### Image element box records
<<<<
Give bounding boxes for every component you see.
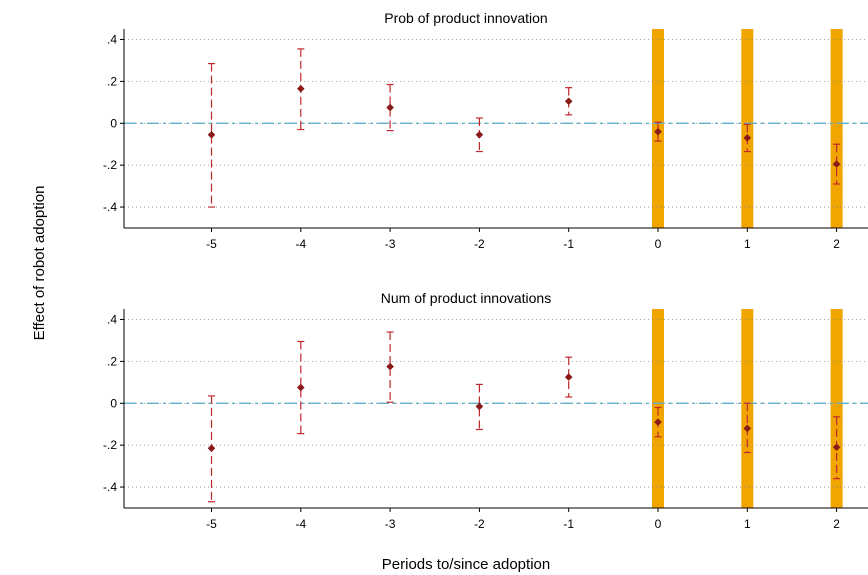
panel-num-product-innovations: Num of product innovations .4 .2 0 -.2 -.4 -5…: [103, 290, 868, 531]
x-axis-title: Periods to/since adoption: [382, 556, 550, 573]
point-estimate: [743, 424, 752, 433]
y-tick-label: 0: [110, 116, 117, 130]
x-tick-label: -4: [295, 517, 306, 531]
point-estimate: [475, 402, 484, 411]
point-estimate: [743, 134, 752, 142]
x-tick-label: 0: [655, 517, 662, 531]
x-tick-label: -4: [295, 237, 306, 251]
x-tick-label: -3: [385, 237, 396, 251]
point-estimate: [564, 373, 573, 381]
x-tick-label: 2: [833, 237, 840, 251]
y-axis-title: Effect of robot adoption: [31, 186, 48, 341]
point-estimate: [832, 160, 841, 168]
y-tick-label: -.4: [103, 480, 117, 494]
panel-prob-product-innovation: Prob of product innovation .4 .2 0 -.2 -.4 -5…: [103, 10, 868, 251]
adoption-period-bar: [830, 29, 843, 228]
adoption-period-bar: [830, 309, 843, 508]
x-tick-label: -1: [563, 237, 574, 251]
point-estimate: [386, 362, 394, 371]
x-tick-label: -2: [474, 517, 485, 531]
y-tick-label: .4: [107, 312, 117, 326]
x-tick-label: -2: [474, 237, 485, 251]
point-estimate: [654, 127, 662, 136]
panel-plot-area: .4 .2 0 -.2 -.4 -5 -4 -3 -2 -1 0 1 2: [103, 309, 868, 531]
y-tick-label: -.2: [103, 438, 117, 452]
point-estimate: [475, 130, 484, 139]
panel-title: Num of product innovations: [381, 290, 551, 306]
point-estimate: [297, 84, 305, 93]
y-tick-label: 0: [110, 396, 117, 410]
x-tick-label: 1: [744, 237, 751, 251]
y-tick-label: .4: [107, 32, 117, 46]
point-estimate: [832, 443, 841, 452]
x-tick-label: -3: [385, 517, 396, 531]
x-tick-label: -5: [206, 517, 217, 531]
panel-plot-area: .4 .2 0 -.2 -.4 -5 -4 -3 -2 -1 0 1 2: [103, 29, 868, 251]
x-tick-label: 2: [833, 517, 840, 531]
point-estimate: [207, 130, 216, 139]
y-tick-label: .2: [107, 74, 117, 88]
point-estimate: [386, 103, 394, 112]
point-estimate: [297, 383, 305, 392]
point-estimate: [207, 444, 216, 453]
x-tick-label: -1: [563, 517, 574, 531]
y-tick-label: .2: [107, 354, 117, 368]
point-estimate: [564, 97, 573, 106]
y-tick-label: -.4: [103, 200, 117, 214]
y-tick-label: -.2: [103, 158, 117, 172]
x-tick-label: 0: [655, 237, 662, 251]
panel-title: Prob of product innovation: [384, 10, 547, 26]
x-tick-label: 1: [744, 517, 751, 531]
x-tick-label: -5: [206, 237, 217, 251]
point-estimate: [654, 418, 662, 426]
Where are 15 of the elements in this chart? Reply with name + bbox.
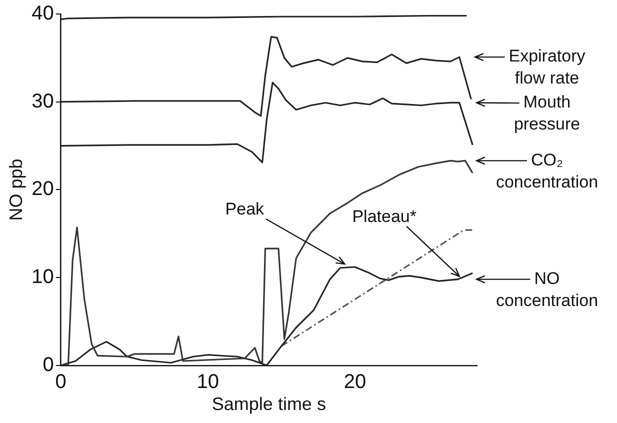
y-tick-label: 0: [42, 354, 54, 376]
annotation: Plateau*: [352, 206, 417, 226]
x-axis-title: Sample time s: [212, 394, 326, 414]
y-tick-label: 10: [32, 266, 54, 288]
text: Mouth pressure: [514, 92, 580, 134]
y-tick-label: 20: [32, 178, 54, 200]
annotation: Peak: [225, 200, 265, 219]
y-axis-title: NO ppb: [6, 158, 26, 221]
series-label: CO₂ concentration: [496, 150, 598, 192]
x-tick-label: 20: [344, 370, 366, 393]
x-tick-label: 10: [196, 370, 220, 393]
text: Expiratory flow rate: [508, 46, 586, 88]
y-tick-label: 40: [32, 2, 54, 25]
series-label: NO concentration: [496, 268, 598, 310]
y-tick-label: 30: [32, 90, 54, 112]
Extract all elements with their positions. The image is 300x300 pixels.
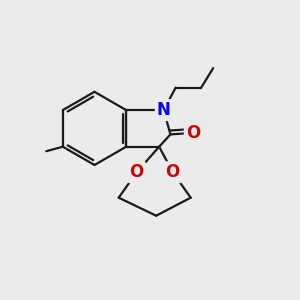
Text: N: N <box>157 101 171 119</box>
Text: O: O <box>130 163 144 181</box>
Text: O: O <box>186 124 200 142</box>
Text: O: O <box>166 163 180 181</box>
>>>>
### DO THIS
Please rewrite the items above, renaming "point-estimate" to "data-point" throughout and leaving everything else unchanged. Leave the pictures out of your answer.

### ANSWER FOR THE TASK
Give bounding boxes for every component you see.
panel-num-product-innovations: Num of product innovations .4 .2 0 -.2 -.4 -5…: [103, 290, 868, 531]
x-axis-title: Periods to/since adoption: [382, 556, 550, 573]
data-point: [743, 424, 752, 433]
y-tick-label: 0: [110, 116, 117, 130]
x-tick-label: -4: [295, 517, 306, 531]
data-point: [475, 402, 484, 411]
data-point: [743, 134, 752, 142]
x-tick-label: 0: [655, 517, 662, 531]
x-tick-label: -4: [295, 237, 306, 251]
x-tick-label: -3: [385, 237, 396, 251]
data-point: [564, 373, 573, 381]
x-tick-label: 2: [833, 237, 840, 251]
y-axis-title: Effect of robot adoption: [31, 186, 48, 341]
data-point: [832, 160, 841, 168]
y-tick-label: -.4: [103, 480, 117, 494]
panel-prob-product-innovation: Prob of product innovation .4 .2 0 -.2 -.4 -5…: [103, 10, 868, 251]
adoption-period-bar: [830, 29, 843, 228]
adoption-period-bar: [830, 309, 843, 508]
x-tick-label: -1: [563, 237, 574, 251]
data-point: [386, 362, 394, 371]
x-tick-label: -2: [474, 517, 485, 531]
y-tick-label: .4: [107, 312, 117, 326]
x-tick-label: -2: [474, 237, 485, 251]
data-point: [654, 127, 662, 136]
panel-plot-area: .4 .2 0 -.2 -.4 -5 -4 -3 -2 -1 0 1 2: [103, 309, 868, 531]
y-tick-label: -.2: [103, 438, 117, 452]
data-point: [475, 130, 484, 139]
panel-title: Num of product innovations: [381, 290, 551, 306]
data-point: [297, 84, 305, 93]
y-tick-label: 0: [110, 396, 117, 410]
x-tick-label: 1: [744, 237, 751, 251]
y-tick-label: .4: [107, 32, 117, 46]
data-point: [832, 443, 841, 452]
x-tick-label: -3: [385, 517, 396, 531]
x-tick-label: -5: [206, 517, 217, 531]
panel-plot-area: .4 .2 0 -.2 -.4 -5 -4 -3 -2 -1 0 1 2: [103, 29, 868, 251]
x-tick-label: 2: [833, 517, 840, 531]
data-point: [207, 130, 216, 139]
y-tick-label: .2: [107, 74, 117, 88]
data-point: [386, 103, 394, 112]
data-point: [297, 383, 305, 392]
data-point: [207, 444, 216, 453]
x-tick-label: -1: [563, 517, 574, 531]
y-tick-label: .2: [107, 354, 117, 368]
data-point: [564, 97, 573, 106]
y-tick-label: -.4: [103, 200, 117, 214]
y-tick-label: -.2: [103, 158, 117, 172]
x-tick-label: 0: [655, 237, 662, 251]
panel-title: Prob of product innovation: [384, 10, 547, 26]
x-tick-label: 1: [744, 517, 751, 531]
x-tick-label: -5: [206, 237, 217, 251]
data-point: [654, 418, 662, 426]
Where are 15 of the elements in this chart? Reply with name + bbox.
y-tick-label: 0: [42, 354, 54, 376]
annotation: Plateau*: [352, 206, 417, 226]
x-axis-title: Sample time s: [212, 394, 326, 414]
y-tick-label: 10: [32, 266, 54, 288]
text: Mouth pressure: [514, 92, 580, 134]
y-tick-label: 20: [32, 178, 54, 200]
annotation: Peak: [225, 200, 265, 219]
y-axis-title: NO ppb: [6, 158, 26, 221]
series-label: CO₂ concentration: [496, 150, 598, 192]
x-tick-label: 20: [344, 370, 366, 393]
x-tick-label: 10: [196, 370, 220, 393]
text: Expiratory flow rate: [508, 46, 586, 88]
y-tick-label: 40: [32, 2, 54, 25]
series-label: NO concentration: [496, 268, 598, 310]
y-tick-label: 30: [32, 90, 54, 112]
Extract all elements with their positions. The image is 300x300 pixels.
Text: N: N <box>157 101 171 119</box>
Text: O: O <box>130 163 144 181</box>
Text: O: O <box>186 124 200 142</box>
Text: O: O <box>166 163 180 181</box>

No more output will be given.